## Goal
Report how many lines contain "this". The answer is a single number.

## Raw data
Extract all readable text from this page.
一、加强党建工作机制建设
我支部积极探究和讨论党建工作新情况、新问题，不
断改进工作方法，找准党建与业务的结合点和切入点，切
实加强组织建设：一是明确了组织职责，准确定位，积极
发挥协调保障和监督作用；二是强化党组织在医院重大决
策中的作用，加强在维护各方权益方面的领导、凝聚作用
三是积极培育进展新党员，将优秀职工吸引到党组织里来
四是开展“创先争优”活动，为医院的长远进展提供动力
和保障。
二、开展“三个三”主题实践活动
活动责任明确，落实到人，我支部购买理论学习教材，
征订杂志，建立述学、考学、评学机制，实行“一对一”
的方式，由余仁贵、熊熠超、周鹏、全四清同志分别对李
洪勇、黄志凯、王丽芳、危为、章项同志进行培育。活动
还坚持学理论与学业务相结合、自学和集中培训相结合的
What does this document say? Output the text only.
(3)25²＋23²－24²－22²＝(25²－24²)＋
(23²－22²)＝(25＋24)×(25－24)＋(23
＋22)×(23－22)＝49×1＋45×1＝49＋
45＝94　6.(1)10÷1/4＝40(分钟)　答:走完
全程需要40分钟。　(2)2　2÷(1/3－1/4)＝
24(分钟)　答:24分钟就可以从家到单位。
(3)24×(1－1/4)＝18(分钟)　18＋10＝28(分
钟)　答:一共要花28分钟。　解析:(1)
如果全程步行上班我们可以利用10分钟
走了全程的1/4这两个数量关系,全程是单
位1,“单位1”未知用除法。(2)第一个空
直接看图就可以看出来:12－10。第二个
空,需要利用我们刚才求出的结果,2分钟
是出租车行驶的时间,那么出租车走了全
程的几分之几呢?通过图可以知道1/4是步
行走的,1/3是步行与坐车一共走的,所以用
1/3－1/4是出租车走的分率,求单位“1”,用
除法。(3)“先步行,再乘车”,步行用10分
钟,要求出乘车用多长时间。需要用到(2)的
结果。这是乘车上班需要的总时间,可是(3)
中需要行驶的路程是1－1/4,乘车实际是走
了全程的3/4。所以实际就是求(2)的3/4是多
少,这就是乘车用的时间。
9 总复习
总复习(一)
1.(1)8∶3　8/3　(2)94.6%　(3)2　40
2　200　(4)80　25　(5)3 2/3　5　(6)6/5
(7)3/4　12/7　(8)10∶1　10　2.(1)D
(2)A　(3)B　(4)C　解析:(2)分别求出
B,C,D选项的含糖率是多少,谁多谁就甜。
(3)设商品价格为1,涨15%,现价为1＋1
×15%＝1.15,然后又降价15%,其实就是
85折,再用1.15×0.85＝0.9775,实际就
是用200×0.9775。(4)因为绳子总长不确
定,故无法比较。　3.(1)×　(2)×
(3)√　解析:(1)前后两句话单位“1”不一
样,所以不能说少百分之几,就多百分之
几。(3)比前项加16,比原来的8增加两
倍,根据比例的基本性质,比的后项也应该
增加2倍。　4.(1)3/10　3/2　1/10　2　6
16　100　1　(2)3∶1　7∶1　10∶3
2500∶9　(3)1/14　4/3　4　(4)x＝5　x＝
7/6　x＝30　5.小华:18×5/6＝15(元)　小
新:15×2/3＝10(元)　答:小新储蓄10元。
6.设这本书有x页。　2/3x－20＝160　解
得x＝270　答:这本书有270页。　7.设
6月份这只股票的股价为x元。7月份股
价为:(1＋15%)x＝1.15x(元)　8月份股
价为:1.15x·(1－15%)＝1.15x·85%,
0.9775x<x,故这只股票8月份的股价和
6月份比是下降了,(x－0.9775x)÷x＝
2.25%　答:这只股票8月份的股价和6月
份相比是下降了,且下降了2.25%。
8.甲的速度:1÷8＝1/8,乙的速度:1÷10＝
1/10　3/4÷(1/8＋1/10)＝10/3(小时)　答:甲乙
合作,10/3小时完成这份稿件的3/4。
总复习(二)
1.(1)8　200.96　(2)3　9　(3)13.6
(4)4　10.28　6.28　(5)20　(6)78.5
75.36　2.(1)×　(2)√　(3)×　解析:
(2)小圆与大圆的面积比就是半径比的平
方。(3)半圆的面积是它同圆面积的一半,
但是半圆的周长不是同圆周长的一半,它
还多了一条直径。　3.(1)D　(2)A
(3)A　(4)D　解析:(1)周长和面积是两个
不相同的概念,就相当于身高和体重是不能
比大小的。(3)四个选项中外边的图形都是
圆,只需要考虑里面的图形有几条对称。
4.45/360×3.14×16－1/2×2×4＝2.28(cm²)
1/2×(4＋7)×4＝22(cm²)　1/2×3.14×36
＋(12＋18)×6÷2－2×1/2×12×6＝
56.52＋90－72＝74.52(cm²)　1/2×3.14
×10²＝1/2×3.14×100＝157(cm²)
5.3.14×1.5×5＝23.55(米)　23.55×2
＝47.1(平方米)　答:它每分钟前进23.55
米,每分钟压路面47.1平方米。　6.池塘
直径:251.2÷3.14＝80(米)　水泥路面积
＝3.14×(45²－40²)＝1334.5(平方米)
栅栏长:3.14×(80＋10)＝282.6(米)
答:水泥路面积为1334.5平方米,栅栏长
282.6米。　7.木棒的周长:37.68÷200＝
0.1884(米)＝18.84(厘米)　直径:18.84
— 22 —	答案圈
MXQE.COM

## Finished task
2